* _Work to be completed_
Find the lines that include the string "жили" and report how many there are. Give no other text.

* _Data entries_

****************************************

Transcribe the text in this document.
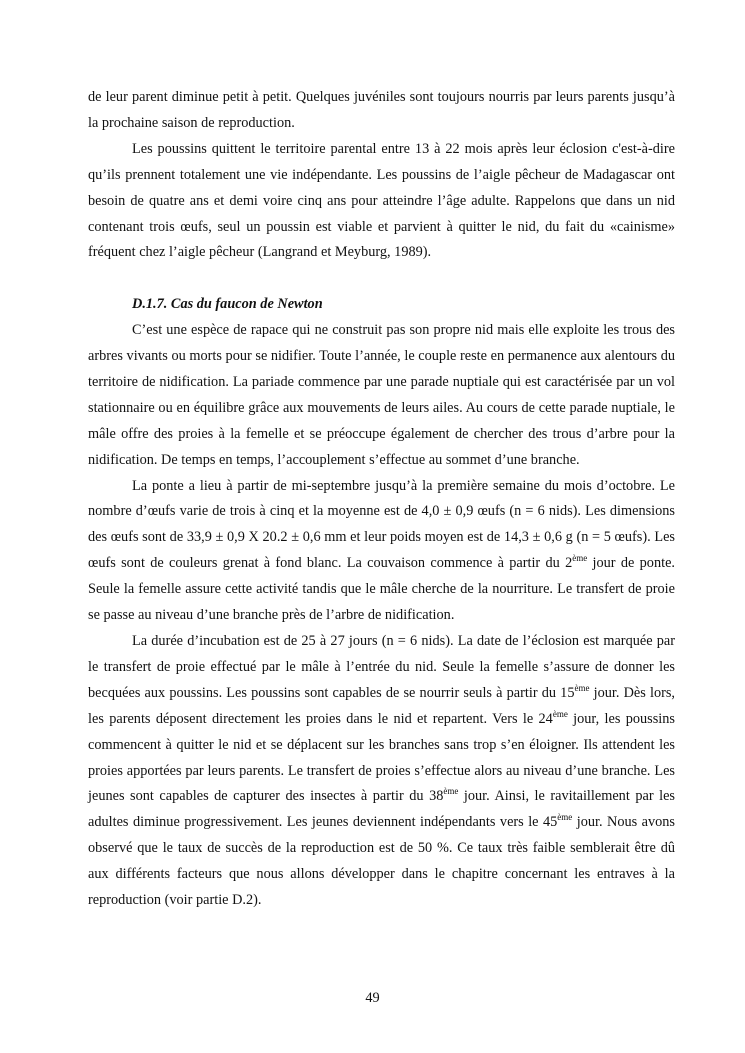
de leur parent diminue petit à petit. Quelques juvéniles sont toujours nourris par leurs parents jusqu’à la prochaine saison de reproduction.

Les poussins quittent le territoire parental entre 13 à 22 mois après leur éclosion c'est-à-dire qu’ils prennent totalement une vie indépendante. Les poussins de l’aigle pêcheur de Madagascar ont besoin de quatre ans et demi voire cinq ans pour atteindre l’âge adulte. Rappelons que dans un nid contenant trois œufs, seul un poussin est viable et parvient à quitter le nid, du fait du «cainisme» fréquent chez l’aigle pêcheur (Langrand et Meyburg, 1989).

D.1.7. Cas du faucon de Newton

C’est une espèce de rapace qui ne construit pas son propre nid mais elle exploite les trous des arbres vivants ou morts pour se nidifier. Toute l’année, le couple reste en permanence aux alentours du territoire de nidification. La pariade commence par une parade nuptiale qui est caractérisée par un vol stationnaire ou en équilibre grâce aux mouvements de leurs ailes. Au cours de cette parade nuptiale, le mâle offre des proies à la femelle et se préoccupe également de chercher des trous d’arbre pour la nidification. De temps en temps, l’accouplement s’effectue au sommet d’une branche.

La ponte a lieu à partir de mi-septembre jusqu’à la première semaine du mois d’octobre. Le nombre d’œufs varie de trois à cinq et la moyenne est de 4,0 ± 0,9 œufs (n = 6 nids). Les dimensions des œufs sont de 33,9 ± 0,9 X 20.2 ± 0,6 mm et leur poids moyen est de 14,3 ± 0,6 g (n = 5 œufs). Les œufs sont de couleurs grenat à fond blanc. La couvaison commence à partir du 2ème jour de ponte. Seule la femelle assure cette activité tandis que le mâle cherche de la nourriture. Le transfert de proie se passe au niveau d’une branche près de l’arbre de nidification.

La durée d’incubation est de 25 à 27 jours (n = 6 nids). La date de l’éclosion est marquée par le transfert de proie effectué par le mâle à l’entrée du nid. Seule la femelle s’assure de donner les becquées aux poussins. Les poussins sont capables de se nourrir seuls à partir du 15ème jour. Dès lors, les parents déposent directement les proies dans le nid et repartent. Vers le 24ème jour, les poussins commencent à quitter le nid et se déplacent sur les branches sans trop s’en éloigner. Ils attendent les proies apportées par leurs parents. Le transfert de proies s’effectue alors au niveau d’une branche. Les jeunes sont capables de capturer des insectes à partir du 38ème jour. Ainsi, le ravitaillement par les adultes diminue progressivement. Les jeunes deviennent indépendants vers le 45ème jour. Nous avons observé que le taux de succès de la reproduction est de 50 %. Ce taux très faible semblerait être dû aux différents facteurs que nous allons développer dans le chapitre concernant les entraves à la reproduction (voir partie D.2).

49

****************************************

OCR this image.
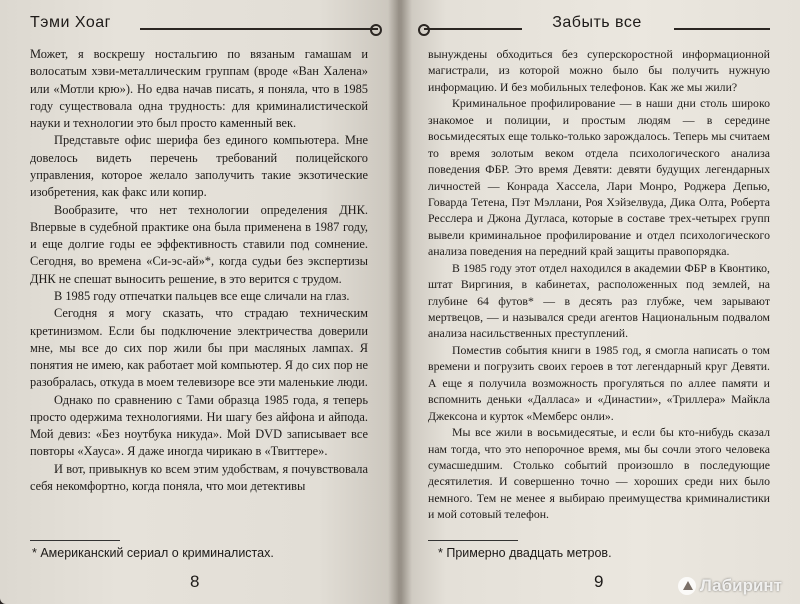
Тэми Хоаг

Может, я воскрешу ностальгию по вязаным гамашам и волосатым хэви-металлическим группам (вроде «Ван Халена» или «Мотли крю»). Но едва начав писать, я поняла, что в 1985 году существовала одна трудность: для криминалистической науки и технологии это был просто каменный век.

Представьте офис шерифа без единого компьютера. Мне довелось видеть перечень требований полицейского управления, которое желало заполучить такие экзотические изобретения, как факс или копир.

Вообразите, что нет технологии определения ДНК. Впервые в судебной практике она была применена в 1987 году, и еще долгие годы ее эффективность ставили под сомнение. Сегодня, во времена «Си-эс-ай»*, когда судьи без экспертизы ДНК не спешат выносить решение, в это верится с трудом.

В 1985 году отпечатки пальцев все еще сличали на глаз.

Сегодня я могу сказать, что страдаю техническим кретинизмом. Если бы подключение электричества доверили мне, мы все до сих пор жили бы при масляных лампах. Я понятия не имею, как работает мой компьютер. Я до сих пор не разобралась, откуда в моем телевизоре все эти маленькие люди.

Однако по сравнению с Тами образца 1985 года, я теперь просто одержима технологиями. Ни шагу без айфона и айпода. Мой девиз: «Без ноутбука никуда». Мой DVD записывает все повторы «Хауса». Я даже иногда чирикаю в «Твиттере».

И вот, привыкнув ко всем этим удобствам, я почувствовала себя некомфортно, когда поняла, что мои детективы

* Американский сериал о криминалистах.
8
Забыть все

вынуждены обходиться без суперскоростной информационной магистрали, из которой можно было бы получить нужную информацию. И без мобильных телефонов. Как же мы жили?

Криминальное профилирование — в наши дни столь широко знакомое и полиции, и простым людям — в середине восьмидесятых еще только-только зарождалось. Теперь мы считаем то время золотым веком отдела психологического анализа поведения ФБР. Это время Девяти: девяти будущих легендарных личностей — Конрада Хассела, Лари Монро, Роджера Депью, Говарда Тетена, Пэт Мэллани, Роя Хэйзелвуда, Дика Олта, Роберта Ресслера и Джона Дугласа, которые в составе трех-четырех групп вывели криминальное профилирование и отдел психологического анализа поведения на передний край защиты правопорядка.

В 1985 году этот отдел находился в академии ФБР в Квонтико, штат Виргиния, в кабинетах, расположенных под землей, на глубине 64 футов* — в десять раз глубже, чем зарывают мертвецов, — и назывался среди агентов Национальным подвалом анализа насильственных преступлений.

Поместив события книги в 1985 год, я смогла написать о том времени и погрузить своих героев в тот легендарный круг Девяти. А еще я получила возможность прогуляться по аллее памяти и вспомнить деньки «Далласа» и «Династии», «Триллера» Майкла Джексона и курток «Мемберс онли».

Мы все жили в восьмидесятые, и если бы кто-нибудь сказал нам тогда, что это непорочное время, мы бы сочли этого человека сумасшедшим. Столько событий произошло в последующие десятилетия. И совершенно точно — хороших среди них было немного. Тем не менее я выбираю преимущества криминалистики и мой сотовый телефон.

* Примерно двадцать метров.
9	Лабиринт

****************************************

* _Answer below_
3